*Task directions*
Can you print every record below exactly as written?

*Records for this task*
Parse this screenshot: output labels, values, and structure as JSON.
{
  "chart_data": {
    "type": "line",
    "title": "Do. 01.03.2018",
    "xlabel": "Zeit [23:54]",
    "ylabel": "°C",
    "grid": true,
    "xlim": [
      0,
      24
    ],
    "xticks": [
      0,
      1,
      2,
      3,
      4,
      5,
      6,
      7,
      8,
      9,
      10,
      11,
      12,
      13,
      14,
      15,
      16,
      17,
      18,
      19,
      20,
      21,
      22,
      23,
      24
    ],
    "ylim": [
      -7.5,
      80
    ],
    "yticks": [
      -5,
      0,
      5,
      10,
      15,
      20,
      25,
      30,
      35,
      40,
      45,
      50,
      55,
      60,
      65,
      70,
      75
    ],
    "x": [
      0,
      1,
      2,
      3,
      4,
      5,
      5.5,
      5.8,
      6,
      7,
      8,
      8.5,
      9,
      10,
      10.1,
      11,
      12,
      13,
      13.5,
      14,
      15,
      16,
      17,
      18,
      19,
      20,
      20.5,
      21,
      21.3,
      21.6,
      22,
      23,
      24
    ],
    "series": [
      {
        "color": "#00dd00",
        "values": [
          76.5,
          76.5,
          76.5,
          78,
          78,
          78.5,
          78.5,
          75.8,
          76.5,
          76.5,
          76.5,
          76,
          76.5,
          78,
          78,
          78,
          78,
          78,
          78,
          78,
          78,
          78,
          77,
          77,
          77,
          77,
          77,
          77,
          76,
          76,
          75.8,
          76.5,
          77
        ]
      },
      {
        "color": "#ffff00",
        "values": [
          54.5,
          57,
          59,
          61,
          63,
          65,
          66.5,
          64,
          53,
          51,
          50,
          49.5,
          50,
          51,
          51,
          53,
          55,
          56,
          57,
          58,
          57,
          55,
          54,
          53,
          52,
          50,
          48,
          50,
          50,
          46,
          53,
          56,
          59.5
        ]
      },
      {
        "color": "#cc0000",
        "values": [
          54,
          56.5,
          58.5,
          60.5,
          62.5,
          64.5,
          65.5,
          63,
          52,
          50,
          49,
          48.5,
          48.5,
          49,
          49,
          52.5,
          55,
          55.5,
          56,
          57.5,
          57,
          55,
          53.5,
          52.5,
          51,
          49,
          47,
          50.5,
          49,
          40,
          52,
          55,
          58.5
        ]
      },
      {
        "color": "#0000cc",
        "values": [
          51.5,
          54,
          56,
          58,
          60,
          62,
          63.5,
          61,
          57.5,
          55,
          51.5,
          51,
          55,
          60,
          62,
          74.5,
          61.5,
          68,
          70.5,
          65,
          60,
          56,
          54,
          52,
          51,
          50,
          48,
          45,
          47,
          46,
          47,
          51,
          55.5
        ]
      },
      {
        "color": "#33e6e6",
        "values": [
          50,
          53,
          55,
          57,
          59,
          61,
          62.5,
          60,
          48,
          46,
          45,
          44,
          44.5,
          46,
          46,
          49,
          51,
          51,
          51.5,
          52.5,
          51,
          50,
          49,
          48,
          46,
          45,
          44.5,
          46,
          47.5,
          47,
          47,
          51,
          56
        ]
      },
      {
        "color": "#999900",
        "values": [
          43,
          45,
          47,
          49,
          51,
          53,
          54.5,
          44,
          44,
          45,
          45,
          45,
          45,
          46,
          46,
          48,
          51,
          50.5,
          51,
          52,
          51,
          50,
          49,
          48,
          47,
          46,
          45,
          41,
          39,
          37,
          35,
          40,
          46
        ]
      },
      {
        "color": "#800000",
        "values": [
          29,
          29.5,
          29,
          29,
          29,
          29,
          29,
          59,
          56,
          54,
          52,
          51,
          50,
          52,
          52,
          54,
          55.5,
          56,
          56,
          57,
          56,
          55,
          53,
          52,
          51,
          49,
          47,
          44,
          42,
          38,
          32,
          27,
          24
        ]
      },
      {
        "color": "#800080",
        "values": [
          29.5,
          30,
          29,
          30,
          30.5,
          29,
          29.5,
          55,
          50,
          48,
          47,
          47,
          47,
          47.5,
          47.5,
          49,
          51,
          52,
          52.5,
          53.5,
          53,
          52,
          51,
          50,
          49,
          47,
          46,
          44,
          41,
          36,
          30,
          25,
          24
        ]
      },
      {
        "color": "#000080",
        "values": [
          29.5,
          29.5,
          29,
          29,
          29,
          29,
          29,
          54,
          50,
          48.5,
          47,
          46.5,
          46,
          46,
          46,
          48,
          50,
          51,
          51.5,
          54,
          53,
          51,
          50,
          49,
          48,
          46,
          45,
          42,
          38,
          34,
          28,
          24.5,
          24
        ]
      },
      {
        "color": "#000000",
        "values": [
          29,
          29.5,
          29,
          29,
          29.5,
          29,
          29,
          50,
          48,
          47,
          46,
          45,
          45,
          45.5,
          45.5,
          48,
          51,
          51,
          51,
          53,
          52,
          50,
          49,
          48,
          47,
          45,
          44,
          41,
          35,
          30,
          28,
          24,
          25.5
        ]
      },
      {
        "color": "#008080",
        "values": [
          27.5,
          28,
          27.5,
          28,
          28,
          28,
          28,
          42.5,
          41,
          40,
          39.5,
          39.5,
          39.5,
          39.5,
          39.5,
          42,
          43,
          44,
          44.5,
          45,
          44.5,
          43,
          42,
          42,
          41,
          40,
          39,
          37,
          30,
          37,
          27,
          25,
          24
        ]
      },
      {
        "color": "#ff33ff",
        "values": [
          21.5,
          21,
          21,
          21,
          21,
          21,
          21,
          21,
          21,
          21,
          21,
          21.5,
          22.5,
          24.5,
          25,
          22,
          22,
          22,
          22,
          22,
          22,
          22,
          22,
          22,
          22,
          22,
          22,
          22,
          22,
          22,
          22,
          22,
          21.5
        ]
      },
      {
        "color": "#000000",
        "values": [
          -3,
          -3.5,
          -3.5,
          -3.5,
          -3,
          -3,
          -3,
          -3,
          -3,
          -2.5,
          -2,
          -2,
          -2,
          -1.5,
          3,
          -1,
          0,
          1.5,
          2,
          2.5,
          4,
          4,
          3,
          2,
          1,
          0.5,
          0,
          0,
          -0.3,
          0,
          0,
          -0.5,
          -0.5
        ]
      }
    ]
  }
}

*Response*
Parse this screenshot: output labels, values, and structure as JSON.
{
  "chart_data": {
    "type": "line",
    "title": "Do. 01.03.2018",
    "xlabel": "Zeit [23:54]",
    "ylabel": "°C",
    "grid": true,
    "xlim": [
      0,
      24
    ],
    "xticks": [
      0,
      1,
      2,
      3,
      4,
      5,
      6,
      7,
      8,
      9,
      10,
      11,
      12,
      13,
      14,
      15,
      16,
      17,
      18,
      19,
      20,
      21,
      22,
      23,
      24
    ],
    "ylim": [
      -7.5,
      80
    ],
    "yticks": [
      -5,
      0,
      5,
      10,
      15,
      20,
      25,
      30,
      35,
      40,
      45,
      50,
      55,
      60,
      65,
      70,
      75
    ],
    "x": [
      0,
      1,
      2,
      3,
      4,
      5,
      5.5,
      5.8,
      6,
      7,
      8,
      8.5,
      9,
      10,
      10.1,
      11,
      12,
      13,
      13.5,
      14,
      15,
      16,
      17,
      18,
      19,
      20,
      20.5,
      21,
      21.3,
      21.6,
      22,
      23,
      24
    ],
    "series": [
      {
        "color": "#00dd00",
        "values": [
          76.5,
          76.5,
          76.5,
          78,
          78,
          78.5,
          78.5,
          75.8,
          76.5,
          76.5,
          76.5,
          76,
          76.5,
          78,
          78,
          78,
          78,
          78,
          78,
          78,
          78,
          78,
          77,
          77,
          77,
          77,
          77,
          77,
          76,
          76,
          75.8,
          76.5,
          77
        ]
      },
      {
        "color": "#ffff00",
        "values": [
          54.5,
          57,
          59,
          61,
          63,
          65,
          66.5,
          64,
          53,
          51,
          50,
          49.5,
          50,
          51,
          51,
          53,
          55,
          56,
          57,
          58,
          57,
          55,
          54,
          53,
          52,
          50,
          48,
          50,
          50,
          46,
          53,
          56,
          59.5
        ]
      },
      {
        "color": "#cc0000",
        "values": [
          54,
          56.5,
          58.5,
          60.5,
          62.5,
          64.5,
          65.5,
          63,
          52,
          50,
          49,
          48.5,
          48.5,
          49,
          49,
          52.5,
          55,
          55.5,
          56,
          57.5,
          57,
          55,
          53.5,
          52.5,
          51,
          49,
          47,
          50.5,
          49,
          40,
          52,
          55,
          58.5
        ]
      },
      {
        "color": "#0000cc",
        "values": [
          51.5,
          54,
          56,
          58,
          60,
          62,
          63.5,
          61,
          57.5,
          55,
          51.5,
          51,
          55,
          60,
          62,
          74.5,
          61.5,
          68,
          70.5,
          65,
          60,
          56,
          54,
          52,
          51,
          50,
          48,
          45,
          47,
          46,
          47,
          51,
          55.5
        ]
      },
      {
        "color": "#33e6e6",
        "values": [
          50,
          53,
          55,
          57,
          59,
          61,
          62.5,
          60,
          48,
          46,
          45,
          44,
          44.5,
          46,
          46,
          49,
          51,
          51,
          51.5,
          52.5,
          51,
          50,
          49,
          48,
          46,
          45,
          44.5,
          46,
          47.5,
          47,
          47,
          51,
          56
        ]
      },
      {
        "color": "#999900",
        "values": [
          43,
          45,
          47,
          49,
          51,
          53,
          54.5,
          44,
          44,
          45,
          45,
          45,
          45,
          46,
          46,
          48,
          51,
          50.5,
          51,
          52,
          51,
          50,
          49,
          48,
          47,
          46,
          45,
          41,
          39,
          37,
          35,
          40,
          46
        ]
      },
      {
        "color": "#800000",
        "values": [
          29,
          29.5,
          29,
          29,
          29,
          29,
          29,
          59,
          56,
          54,
          52,
          51,
          50,
          52,
          52,
          54,
          55.5,
          56,
          56,
          57,
          56,
          55,
          53,
          52,
          51,
          49,
          47,
          44,
          42,
          38,
          32,
          27,
          24
        ]
      },
      {
        "color": "#800080",
        "values": [
          29.5,
          30,
          29,
          30,
          30.5,
          29,
          29.5,
          55,
          50,
          48,
          47,
          47,
          47,
          47.5,
          47.5,
          49,
          51,
          52,
          52.5,
          53.5,
          53,
          52,
          51,
          50,
          49,
          47,
          46,
          44,
          41,
          36,
          30,
          25,
          24
        ]
      },
      {
        "color": "#000080",
        "values": [
          29.5,
          29.5,
          29,
          29,
          29,
          29,
          29,
          54,
          50,
          48.5,
          47,
          46.5,
          46,
          46,
          46,
          48,
          50,
          51,
          51.5,
          54,
          53,
          51,
          50,
          49,
          48,
          46,
          45,
          42,
          38,
          34,
          28,
          24.5,
          24
        ]
      },
      {
        "color": "#000000",
        "values": [
          29,
          29.5,
          29,
          29,
          29.5,
          29,
          29,
          50,
          48,
          47,
          46,
          45,
          45,
          45.5,
          45.5,
          48,
          51,
          51,
          51,
          53,
          52,
          50,
          49,
          48,
          47,
          45,
          44,
          41,
          35,
          30,
          28,
          24,
          25.5
        ]
      },
      {
        "color": "#008080",
        "values": [
          27.5,
          28,
          27.5,
          28,
          28,
          28,
          28,
          42.5,
          41,
          40,
          39.5,
          39.5,
          39.5,
          39.5,
          39.5,
          42,
          43,
          44,
          44.5,
          45,
          44.5,
          43,
          42,
          42,
          41,
          40,
          39,
          37,
          30,
          37,
          27,
          25,
          24
        ]
      },
      {
        "color": "#ff33ff",
        "values": [
          21.5,
          21,
          21,
          21,
          21,
          21,
          21,
          21,
          21,
          21,
          21,
          21.5,
          22.5,
          24.5,
          25,
          22,
          22,
          22,
          22,
          22,
          22,
          22,
          22,
          22,
          22,
          22,
          22,
          22,
          22,
          22,
          22,
          22,
          21.5
        ]
      },
      {
        "color": "#000000",
        "values": [
          -3,
          -3.5,
          -3.5,
          -3.5,
          -3,
          -3,
          -3,
          -3,
          -3,
          -2.5,
          -2,
          -2,
          -2,
          -1.5,
          3,
          -1,
          0,
          1.5,
          2,
          2.5,
          4,
          4,
          3,
          2,
          1,
          0.5,
          0,
          0,
          -0.3,
          0,
          0,
          -0.5,
          -0.5
        ]
      }
    ]
  }
}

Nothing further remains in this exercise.